→ **Goal of the exercise**: Filter the data below for the string "Ratio" and copy each matching line.

→ **Available records**:
-------

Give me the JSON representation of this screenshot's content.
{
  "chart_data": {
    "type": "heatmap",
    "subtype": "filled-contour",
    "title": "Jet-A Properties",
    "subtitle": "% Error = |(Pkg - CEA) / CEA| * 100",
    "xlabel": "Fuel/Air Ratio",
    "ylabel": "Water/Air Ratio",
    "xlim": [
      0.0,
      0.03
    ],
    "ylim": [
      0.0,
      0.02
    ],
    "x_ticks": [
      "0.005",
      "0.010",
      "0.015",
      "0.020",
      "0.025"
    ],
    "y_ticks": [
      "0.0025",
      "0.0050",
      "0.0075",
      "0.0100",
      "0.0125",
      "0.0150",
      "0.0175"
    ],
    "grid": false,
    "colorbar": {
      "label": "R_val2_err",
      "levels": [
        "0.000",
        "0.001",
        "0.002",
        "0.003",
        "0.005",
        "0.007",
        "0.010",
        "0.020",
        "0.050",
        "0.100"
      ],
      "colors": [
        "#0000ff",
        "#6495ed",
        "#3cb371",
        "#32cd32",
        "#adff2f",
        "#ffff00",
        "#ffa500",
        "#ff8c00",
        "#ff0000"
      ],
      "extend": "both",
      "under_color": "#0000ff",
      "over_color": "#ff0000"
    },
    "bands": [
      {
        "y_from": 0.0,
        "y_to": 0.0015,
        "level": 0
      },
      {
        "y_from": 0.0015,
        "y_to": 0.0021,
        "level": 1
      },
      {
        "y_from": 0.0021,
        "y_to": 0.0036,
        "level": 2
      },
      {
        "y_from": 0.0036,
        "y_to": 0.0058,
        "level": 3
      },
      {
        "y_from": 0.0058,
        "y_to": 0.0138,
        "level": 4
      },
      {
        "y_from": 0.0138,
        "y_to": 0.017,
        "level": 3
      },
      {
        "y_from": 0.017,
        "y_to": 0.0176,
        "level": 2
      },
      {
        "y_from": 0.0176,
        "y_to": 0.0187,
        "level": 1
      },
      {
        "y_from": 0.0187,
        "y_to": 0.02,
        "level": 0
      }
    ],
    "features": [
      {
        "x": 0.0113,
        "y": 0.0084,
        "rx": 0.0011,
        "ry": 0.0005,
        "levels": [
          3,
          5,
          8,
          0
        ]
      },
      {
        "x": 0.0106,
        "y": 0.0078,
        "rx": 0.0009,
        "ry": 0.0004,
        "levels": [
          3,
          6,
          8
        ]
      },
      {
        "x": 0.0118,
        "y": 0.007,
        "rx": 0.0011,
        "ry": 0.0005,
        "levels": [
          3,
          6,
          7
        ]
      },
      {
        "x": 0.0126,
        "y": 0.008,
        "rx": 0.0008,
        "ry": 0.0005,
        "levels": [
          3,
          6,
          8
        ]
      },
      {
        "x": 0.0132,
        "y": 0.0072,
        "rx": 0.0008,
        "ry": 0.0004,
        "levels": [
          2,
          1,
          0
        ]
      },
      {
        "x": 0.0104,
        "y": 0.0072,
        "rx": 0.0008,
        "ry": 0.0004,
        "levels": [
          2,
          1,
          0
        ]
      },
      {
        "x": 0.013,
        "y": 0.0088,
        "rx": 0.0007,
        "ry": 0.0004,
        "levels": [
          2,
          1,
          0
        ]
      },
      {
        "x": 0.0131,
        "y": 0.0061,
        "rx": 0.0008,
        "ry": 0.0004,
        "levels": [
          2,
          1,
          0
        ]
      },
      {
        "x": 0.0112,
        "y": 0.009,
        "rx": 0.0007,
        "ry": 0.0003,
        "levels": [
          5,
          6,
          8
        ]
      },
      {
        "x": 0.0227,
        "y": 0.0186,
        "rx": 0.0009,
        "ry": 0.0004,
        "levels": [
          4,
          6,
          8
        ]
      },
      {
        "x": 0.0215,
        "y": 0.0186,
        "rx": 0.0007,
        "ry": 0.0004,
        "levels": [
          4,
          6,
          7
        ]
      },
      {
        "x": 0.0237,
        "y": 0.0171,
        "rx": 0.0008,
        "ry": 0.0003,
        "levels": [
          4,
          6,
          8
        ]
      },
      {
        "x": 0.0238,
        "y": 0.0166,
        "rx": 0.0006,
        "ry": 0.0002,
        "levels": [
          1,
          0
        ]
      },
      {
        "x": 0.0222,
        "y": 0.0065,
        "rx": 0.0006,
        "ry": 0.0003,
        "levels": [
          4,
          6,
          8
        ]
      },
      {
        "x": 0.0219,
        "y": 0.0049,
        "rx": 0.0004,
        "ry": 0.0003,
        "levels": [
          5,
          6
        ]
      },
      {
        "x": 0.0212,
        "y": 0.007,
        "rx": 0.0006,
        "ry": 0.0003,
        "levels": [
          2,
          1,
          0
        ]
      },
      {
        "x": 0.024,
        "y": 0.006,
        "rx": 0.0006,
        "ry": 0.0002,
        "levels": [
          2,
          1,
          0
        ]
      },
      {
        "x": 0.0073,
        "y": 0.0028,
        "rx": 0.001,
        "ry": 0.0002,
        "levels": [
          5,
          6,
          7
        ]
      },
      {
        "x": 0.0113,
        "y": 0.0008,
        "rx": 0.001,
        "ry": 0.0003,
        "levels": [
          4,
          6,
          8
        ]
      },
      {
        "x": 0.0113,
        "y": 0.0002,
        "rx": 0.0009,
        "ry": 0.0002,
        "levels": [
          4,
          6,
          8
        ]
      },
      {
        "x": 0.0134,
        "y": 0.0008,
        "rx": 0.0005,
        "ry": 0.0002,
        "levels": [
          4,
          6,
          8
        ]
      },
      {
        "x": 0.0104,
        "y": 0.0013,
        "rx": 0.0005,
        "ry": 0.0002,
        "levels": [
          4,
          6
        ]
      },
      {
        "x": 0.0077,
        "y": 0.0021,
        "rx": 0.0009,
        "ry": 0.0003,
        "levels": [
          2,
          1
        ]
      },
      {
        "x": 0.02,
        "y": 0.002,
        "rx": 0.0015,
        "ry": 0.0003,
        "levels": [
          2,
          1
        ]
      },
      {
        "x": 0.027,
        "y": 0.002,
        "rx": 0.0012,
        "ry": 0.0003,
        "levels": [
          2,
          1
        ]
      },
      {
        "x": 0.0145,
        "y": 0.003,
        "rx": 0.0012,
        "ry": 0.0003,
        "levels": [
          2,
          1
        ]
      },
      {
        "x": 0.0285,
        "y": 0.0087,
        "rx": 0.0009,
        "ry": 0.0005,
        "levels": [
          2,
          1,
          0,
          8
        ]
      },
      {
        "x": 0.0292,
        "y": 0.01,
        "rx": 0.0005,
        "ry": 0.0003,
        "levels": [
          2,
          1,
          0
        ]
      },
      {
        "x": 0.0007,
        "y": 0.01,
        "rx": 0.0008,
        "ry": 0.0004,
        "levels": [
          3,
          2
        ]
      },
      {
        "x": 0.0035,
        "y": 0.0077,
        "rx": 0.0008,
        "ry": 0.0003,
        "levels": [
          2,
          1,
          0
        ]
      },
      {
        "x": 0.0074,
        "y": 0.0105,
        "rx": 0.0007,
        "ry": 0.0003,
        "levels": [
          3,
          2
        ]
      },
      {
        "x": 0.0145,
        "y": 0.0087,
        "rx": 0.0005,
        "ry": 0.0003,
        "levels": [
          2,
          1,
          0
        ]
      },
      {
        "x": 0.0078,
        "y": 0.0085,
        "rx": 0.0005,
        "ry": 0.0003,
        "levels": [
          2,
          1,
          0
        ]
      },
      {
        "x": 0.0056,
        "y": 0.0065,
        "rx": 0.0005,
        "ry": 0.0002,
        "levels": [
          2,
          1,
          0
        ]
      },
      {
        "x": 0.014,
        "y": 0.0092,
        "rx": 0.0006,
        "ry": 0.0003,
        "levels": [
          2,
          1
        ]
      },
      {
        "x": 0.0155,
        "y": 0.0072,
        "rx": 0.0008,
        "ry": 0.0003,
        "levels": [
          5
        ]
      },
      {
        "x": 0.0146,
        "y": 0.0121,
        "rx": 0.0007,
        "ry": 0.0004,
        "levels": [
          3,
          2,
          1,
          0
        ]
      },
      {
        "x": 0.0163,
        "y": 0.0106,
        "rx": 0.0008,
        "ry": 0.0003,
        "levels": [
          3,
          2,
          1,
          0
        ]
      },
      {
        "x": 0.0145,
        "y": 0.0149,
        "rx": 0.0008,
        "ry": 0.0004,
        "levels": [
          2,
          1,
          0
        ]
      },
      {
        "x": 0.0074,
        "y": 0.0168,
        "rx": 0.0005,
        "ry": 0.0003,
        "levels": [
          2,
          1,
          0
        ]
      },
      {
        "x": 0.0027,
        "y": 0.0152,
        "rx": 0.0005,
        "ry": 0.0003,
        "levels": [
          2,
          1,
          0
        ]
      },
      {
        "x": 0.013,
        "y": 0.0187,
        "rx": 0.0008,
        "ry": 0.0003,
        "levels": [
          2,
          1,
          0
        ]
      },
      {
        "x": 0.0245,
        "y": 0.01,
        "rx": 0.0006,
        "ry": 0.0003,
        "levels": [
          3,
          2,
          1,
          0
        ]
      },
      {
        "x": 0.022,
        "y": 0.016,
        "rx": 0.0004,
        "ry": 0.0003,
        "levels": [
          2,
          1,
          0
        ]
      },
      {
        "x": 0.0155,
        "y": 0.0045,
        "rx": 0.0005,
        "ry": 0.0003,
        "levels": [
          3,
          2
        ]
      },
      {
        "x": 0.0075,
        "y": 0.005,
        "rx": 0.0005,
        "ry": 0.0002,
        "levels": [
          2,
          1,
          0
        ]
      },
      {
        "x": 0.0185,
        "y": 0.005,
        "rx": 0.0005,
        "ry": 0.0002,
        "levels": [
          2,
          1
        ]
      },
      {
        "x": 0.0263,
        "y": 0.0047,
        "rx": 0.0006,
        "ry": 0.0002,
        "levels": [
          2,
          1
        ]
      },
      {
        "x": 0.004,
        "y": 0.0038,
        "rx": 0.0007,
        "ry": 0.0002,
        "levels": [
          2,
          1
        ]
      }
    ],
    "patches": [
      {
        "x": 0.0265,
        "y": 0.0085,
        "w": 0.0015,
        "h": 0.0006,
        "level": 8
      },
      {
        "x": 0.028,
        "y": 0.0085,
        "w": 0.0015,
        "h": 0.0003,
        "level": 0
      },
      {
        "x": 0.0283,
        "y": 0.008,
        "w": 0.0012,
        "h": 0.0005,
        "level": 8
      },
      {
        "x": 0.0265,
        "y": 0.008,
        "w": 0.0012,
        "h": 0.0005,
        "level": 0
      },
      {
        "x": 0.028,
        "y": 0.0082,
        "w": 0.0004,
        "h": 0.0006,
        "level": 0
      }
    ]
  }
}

-------

→ **Exercise answer**:
    "xlabel": "Fuel/Air Ratio",
    "ylabel": "Water/Air Ratio",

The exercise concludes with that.